INPUT DATA:

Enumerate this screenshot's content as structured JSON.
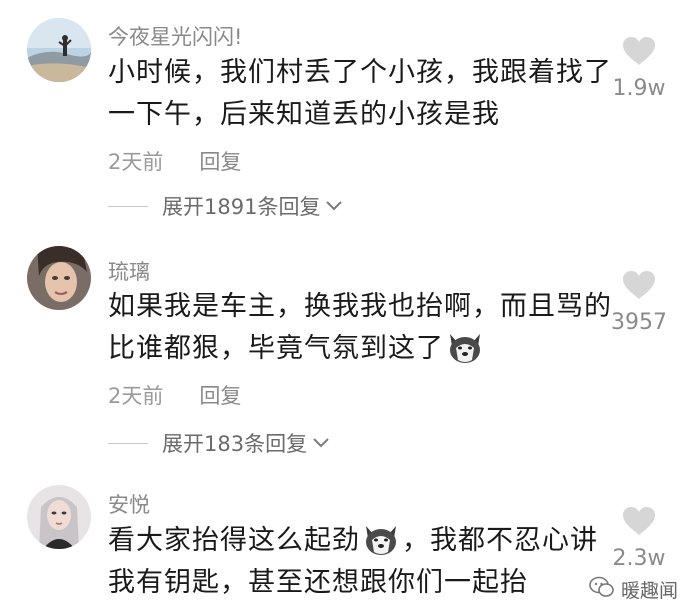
{
  "comments": [
    {
      "username": "今夜星光闪闪!",
      "text": "小时候，我们村丢了个小孩，我跟着找了一下午，后来知道丢的小孩是我",
      "time": "2天前",
      "reply_label": "回复",
      "expand_label": "展开1891条回复",
      "likes": "1.9w"
    },
    {
      "username": "琉璃",
      "text_before_emoji": "如果我是车主，换我我也抬啊，而且骂的比谁都狠，毕竟气氛到这了",
      "time": "2天前",
      "reply_label": "回复",
      "expand_label": "展开183条回复",
      "likes": "3957"
    },
    {
      "username": "安悦",
      "text_before_emoji": "看大家抬得这么起劲",
      "text_after_emoji": "，我都不忍心讲我有钥匙，甚至还想跟你们一起抬",
      "likes": "2.3w"
    }
  ],
  "watermark": "暖趣闻",
  "icons": {
    "like": "heart-icon",
    "expand": "chevron-down-icon",
    "emoji": "husky-dog-emoji",
    "watermark": "wechat-icon"
  },
  "colors": {
    "username": "#8a8a8a",
    "text": "#1a1a1a",
    "heart": "#d6d6d6"
  }
}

WHAT IS NEEDED:
Omit the images and transcribe all of the records above word for word.

RESPONSE TO THIS TASK:
Enumerate this screenshot's content as structured JSON.
{
  "comments": [
    {
      "username": "今夜星光闪闪!",
      "text": "小时候，我们村丢了个小孩，我跟着找了一下午，后来知道丢的小孩是我",
      "time": "2天前",
      "reply_label": "回复",
      "expand_label": "展开1891条回复",
      "likes": "1.9w"
    },
    {
      "username": "琉璃",
      "text_before_emoji": "如果我是车主，换我我也抬啊，而且骂的比谁都狠，毕竟气氛到这了",
      "time": "2天前",
      "reply_label": "回复",
      "expand_label": "展开183条回复",
      "likes": "3957"
    },
    {
      "username": "安悦",
      "text_before_emoji": "看大家抬得这么起劲",
      "text_after_emoji": "，我都不忍心讲我有钥匙，甚至还想跟你们一起抬",
      "likes": "2.3w"
    }
  ],
  "watermark": "暖趣闻",
  "icons": {
    "like": "heart-icon",
    "expand": "chevron-down-icon",
    "emoji": "husky-dog-emoji",
    "watermark": "wechat-icon"
  },
  "colors": {
    "username": "#8a8a8a",
    "text": "#1a1a1a",
    "heart": "#d6d6d6"
  }
}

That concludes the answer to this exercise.